MATERIAL SUPPLIED:
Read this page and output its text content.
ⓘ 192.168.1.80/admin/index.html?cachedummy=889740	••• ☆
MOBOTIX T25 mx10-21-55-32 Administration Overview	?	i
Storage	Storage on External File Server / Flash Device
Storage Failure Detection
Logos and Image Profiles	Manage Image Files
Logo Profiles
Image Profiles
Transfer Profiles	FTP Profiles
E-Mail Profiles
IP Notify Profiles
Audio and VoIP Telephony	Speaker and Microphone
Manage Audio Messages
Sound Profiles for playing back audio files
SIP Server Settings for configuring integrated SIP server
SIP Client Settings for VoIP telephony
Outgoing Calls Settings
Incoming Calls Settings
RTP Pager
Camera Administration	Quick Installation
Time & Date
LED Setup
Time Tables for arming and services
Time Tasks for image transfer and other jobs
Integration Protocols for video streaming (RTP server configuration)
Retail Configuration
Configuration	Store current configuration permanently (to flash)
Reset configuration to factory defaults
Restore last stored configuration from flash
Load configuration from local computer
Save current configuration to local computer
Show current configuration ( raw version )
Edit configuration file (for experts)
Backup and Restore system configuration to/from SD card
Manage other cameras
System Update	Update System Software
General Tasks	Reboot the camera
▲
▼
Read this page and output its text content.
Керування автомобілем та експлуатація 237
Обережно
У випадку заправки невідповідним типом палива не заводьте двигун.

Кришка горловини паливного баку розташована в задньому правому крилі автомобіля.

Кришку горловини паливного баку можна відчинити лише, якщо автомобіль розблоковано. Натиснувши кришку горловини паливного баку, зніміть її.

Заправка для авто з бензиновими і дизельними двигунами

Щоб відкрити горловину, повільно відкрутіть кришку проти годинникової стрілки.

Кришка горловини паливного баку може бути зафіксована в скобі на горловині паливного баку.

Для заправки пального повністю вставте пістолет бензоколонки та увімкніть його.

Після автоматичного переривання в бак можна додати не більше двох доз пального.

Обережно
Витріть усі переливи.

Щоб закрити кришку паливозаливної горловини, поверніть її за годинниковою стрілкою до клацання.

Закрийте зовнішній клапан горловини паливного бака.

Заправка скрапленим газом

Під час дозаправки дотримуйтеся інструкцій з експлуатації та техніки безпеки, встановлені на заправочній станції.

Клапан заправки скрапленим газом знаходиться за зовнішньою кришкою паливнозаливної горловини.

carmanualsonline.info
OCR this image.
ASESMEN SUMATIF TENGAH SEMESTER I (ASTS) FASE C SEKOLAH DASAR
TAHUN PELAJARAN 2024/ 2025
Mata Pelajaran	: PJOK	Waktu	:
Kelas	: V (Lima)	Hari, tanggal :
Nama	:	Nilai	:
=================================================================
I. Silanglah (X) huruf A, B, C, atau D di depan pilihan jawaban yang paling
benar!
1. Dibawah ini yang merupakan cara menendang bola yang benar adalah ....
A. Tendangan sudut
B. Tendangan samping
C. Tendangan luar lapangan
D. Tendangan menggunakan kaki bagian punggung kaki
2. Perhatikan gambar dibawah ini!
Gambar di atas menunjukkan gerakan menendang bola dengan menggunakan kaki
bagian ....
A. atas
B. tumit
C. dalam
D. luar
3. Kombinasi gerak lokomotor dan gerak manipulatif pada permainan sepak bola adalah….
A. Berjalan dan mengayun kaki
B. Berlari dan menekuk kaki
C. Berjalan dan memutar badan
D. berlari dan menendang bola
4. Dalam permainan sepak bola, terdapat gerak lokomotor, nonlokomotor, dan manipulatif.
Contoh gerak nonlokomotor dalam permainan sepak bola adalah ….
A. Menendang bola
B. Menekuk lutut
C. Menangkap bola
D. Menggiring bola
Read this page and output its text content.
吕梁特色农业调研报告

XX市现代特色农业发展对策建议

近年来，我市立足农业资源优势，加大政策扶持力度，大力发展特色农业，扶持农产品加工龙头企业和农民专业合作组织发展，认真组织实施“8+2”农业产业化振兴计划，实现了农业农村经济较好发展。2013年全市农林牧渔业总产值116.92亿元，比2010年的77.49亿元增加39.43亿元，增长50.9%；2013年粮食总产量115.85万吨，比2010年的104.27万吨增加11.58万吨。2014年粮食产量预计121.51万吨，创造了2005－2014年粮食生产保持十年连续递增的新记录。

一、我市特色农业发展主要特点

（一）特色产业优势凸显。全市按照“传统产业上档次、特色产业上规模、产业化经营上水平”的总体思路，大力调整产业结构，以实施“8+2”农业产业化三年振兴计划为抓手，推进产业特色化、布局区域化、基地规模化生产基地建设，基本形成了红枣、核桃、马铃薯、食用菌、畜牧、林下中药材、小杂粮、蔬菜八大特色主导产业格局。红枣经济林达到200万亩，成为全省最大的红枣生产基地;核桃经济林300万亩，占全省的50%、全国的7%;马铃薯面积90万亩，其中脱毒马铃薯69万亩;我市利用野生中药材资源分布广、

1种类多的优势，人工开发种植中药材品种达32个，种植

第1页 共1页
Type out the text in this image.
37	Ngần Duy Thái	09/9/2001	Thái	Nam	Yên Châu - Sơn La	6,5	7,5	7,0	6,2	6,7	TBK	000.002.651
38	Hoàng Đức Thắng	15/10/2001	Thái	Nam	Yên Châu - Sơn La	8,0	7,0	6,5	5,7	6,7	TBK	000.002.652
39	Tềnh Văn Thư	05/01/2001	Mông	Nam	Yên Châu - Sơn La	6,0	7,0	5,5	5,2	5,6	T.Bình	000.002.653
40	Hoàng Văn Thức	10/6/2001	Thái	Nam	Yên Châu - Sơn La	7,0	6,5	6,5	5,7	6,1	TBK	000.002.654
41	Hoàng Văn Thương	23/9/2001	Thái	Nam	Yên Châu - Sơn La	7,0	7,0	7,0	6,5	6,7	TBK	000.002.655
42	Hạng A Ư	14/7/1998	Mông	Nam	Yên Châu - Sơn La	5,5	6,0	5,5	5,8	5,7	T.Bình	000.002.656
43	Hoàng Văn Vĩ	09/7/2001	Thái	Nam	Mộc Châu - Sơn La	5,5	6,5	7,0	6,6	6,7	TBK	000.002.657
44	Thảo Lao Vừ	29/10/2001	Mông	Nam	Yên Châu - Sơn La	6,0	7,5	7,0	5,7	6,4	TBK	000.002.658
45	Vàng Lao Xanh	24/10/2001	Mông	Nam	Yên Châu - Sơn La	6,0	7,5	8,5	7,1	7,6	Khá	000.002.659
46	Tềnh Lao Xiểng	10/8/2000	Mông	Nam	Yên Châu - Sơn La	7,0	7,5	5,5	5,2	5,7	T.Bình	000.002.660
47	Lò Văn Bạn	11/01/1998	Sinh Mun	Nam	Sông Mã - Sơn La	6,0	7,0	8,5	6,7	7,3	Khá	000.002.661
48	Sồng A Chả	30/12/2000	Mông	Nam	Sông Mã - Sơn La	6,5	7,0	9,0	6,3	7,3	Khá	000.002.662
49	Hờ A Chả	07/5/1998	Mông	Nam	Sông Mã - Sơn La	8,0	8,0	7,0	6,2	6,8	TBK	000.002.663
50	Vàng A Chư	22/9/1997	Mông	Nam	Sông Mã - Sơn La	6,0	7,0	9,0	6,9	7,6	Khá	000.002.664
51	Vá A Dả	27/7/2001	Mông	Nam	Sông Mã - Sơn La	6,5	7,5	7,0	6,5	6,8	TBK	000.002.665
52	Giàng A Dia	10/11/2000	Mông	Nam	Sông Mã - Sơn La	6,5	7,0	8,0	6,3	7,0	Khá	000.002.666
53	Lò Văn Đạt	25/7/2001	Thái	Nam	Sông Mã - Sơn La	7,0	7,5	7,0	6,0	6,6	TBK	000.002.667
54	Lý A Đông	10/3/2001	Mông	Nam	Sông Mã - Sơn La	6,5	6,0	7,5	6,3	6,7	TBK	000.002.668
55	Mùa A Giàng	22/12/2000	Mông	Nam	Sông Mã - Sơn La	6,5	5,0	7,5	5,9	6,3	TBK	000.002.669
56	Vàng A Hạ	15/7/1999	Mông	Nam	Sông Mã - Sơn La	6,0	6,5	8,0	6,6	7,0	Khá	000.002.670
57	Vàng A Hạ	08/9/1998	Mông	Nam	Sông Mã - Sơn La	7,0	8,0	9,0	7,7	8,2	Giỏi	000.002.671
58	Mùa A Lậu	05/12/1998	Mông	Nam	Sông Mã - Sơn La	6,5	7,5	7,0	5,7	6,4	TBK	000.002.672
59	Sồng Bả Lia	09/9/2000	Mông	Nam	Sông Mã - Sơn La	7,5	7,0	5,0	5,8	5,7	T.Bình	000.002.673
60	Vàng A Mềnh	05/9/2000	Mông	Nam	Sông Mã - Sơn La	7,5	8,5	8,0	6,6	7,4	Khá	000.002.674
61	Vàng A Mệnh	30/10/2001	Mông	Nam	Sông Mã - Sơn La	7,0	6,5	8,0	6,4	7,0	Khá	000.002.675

EXERCISE REQUIREMENTS: Of the lines in this listing, how many contain "Tasks"? Reply with the number and nothing more.

ANSWER FOR THIS EXERCISE: 2